» PAGE EXTRACT:
---*---
Six Little Ducks That I Once Knew…

Once upon a time, about thirty years ago, we lived on twenty acres 87565532in western South Dakota.  My husband and I decided that these twenty acres would make a nice “homestead,” just about the time that the modern version of that word was becoming popular.

I have loved ducks for as long as I can remember.  I have WANTED ducks for as long as I can remember.  Once we got our homestead, I worked on Norm for a very long time to allow me to get ducks.

When I was a kindergarten teacher, one of my favorite songs was “Six Little Ducks:”

Six little ducks
That I once knew
Short ones, fat ones, Skinny ones, too.
But the one little duck
With the feather on his back
He ruled the others
With his quack, quack, quack
Down to the river
They would go
A wibble wobble wibble wobble
To and fro
But the one little duck
With the feather on his back
He ruled the others
With his quack, quack, quack…

I also loved a book, while teaching school called “The Story about Ping,” a little Peking duck in China that gets lost.

87542538One spring morning, I brought home six little yellow baby ducks.  Ducklings have got to be some of the cutest babies, ever!  Their little beaks, all flat and cutsie, their little webbed feet, so soft and rubbery!
---*---
» DATASET ROWS:

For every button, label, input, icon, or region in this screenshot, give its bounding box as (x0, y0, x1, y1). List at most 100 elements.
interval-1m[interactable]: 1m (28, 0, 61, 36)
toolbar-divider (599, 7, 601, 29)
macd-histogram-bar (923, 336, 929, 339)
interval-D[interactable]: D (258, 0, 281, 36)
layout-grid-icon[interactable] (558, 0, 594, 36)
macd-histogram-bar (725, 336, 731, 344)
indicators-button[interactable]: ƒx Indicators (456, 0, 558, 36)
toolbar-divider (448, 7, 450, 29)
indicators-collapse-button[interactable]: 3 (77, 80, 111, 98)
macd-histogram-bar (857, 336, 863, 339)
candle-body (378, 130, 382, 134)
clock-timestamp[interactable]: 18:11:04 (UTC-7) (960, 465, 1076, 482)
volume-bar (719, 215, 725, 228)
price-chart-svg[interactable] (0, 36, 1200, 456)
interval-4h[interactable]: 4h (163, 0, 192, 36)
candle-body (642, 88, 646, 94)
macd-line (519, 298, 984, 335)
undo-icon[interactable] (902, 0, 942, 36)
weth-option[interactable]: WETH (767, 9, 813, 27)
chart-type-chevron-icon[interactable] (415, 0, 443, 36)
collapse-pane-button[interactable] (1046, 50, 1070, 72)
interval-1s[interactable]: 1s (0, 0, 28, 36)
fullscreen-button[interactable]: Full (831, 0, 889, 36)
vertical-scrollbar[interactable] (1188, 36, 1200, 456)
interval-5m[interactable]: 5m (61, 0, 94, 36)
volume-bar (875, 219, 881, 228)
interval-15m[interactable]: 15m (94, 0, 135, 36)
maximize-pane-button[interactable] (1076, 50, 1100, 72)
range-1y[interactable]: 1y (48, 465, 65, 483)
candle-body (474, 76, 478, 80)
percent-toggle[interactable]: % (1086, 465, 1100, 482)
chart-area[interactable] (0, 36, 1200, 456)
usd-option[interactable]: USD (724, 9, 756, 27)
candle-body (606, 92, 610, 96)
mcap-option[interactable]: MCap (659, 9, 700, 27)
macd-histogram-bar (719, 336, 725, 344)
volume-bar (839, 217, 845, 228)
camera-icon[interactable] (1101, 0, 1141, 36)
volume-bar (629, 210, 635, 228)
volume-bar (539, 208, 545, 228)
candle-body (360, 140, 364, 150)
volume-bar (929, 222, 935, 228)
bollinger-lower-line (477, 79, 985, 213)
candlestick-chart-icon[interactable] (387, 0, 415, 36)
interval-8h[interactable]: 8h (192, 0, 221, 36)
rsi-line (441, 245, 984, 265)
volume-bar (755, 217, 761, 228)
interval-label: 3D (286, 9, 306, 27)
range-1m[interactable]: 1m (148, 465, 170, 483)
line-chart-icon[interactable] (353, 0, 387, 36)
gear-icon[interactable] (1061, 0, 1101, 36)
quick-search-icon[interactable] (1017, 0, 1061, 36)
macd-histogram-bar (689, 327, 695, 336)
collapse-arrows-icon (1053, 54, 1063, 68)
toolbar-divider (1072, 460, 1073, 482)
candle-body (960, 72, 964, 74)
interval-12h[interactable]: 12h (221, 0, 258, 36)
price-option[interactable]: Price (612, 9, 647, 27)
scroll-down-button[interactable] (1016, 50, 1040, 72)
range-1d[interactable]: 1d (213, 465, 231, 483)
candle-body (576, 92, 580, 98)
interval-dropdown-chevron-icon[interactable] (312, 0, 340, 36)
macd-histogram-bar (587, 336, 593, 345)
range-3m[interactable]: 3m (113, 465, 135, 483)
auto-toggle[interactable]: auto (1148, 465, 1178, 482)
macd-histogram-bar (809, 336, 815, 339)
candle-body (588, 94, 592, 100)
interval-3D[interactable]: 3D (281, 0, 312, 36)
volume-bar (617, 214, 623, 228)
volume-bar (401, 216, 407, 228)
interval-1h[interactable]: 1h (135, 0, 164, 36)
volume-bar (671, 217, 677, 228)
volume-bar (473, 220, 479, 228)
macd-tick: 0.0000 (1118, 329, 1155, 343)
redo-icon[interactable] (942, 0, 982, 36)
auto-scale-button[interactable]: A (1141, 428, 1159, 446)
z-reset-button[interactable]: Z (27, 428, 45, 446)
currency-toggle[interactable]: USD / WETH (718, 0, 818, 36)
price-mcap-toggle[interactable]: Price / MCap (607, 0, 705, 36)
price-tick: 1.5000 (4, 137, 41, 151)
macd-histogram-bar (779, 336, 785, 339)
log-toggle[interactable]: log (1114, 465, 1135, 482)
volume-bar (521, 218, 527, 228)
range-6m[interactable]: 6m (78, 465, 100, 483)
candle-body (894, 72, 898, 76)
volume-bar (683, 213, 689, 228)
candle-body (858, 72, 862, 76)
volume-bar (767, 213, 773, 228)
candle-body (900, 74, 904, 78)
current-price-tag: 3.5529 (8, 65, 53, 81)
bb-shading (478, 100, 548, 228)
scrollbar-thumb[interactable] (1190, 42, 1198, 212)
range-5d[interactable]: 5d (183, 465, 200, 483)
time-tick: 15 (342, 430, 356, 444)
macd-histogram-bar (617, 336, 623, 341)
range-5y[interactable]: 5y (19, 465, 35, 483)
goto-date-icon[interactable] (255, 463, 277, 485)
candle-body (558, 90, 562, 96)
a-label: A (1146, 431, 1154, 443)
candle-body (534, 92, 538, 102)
---*---
» SET PROBLEM:
In the duck memoir, what book did the writer love while teaching school? The records have no connection to the text.

» PROBLEM SOLUTION:
"The Story about Ping," about a little Peking duck in China that gets lost.